Entries shown =>
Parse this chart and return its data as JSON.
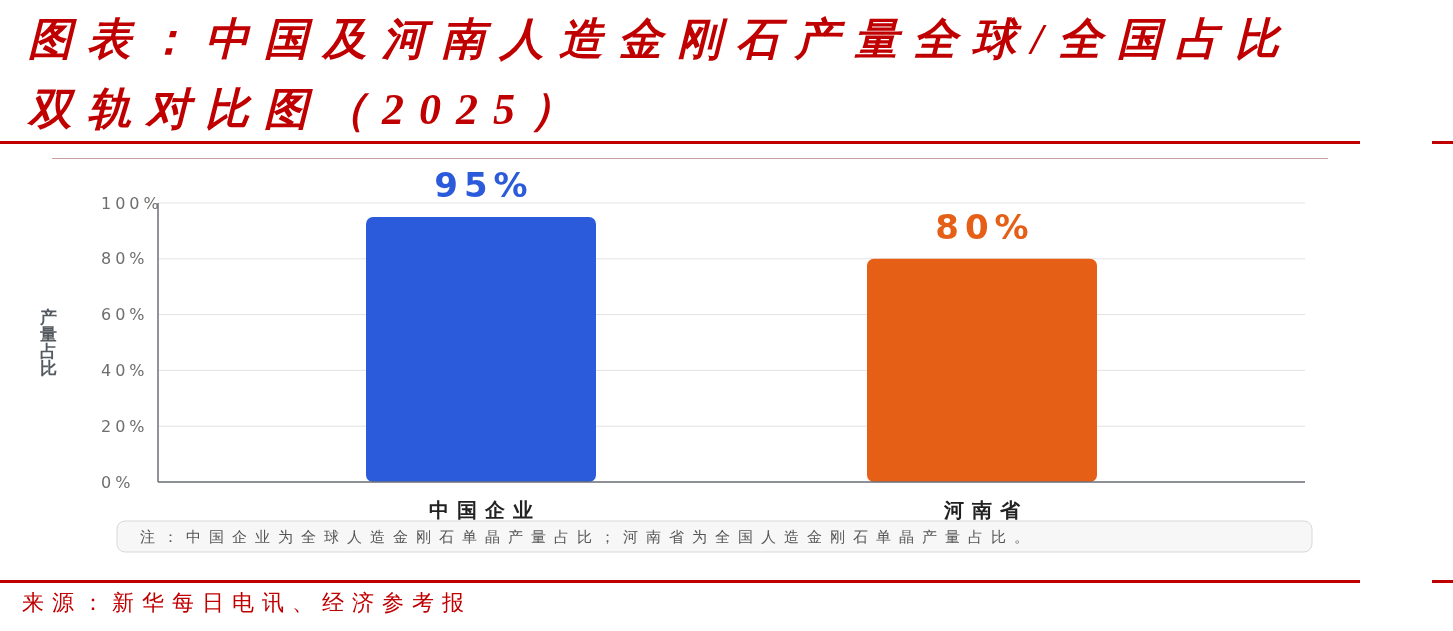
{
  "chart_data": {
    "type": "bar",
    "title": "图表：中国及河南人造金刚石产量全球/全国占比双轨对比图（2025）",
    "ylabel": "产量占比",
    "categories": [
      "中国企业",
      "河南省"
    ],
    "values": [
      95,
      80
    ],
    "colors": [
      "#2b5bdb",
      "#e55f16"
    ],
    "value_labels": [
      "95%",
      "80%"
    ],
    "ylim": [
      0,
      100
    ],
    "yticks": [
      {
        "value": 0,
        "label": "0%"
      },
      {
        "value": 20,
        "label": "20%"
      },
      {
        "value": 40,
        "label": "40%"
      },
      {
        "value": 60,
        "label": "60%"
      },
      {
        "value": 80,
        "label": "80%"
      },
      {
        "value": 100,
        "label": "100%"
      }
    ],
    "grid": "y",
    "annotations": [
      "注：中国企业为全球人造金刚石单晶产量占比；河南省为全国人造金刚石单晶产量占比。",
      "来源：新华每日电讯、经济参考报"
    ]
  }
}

Problem details =>
Write out all the records again, exactly, minus any pictures.

Exercise result =>
Parse this chart and return its data as JSON.
{
  "chart_data": {
    "type": "bar",
    "title": "图表：中国及河南人造金刚石产量全球/全国占比双轨对比图（2025）",
    "ylabel": "产量占比",
    "categories": [
      "中国企业",
      "河南省"
    ],
    "values": [
      95,
      80
    ],
    "colors": [
      "#2b5bdb",
      "#e55f16"
    ],
    "value_labels": [
      "95%",
      "80%"
    ],
    "ylim": [
      0,
      100
    ],
    "yticks": [
      {
        "value": 0,
        "label": "0%"
      },
      {
        "value": 20,
        "label": "20%"
      },
      {
        "value": 40,
        "label": "40%"
      },
      {
        "value": 60,
        "label": "60%"
      },
      {
        "value": 80,
        "label": "80%"
      },
      {
        "value": 100,
        "label": "100%"
      }
    ],
    "grid": "y",
    "annotations": [
      "注：中国企业为全球人造金刚石单晶产量占比；河南省为全国人造金刚石单晶产量占比。",
      "来源：新华每日电讯、经济参考报"
    ]
  }
}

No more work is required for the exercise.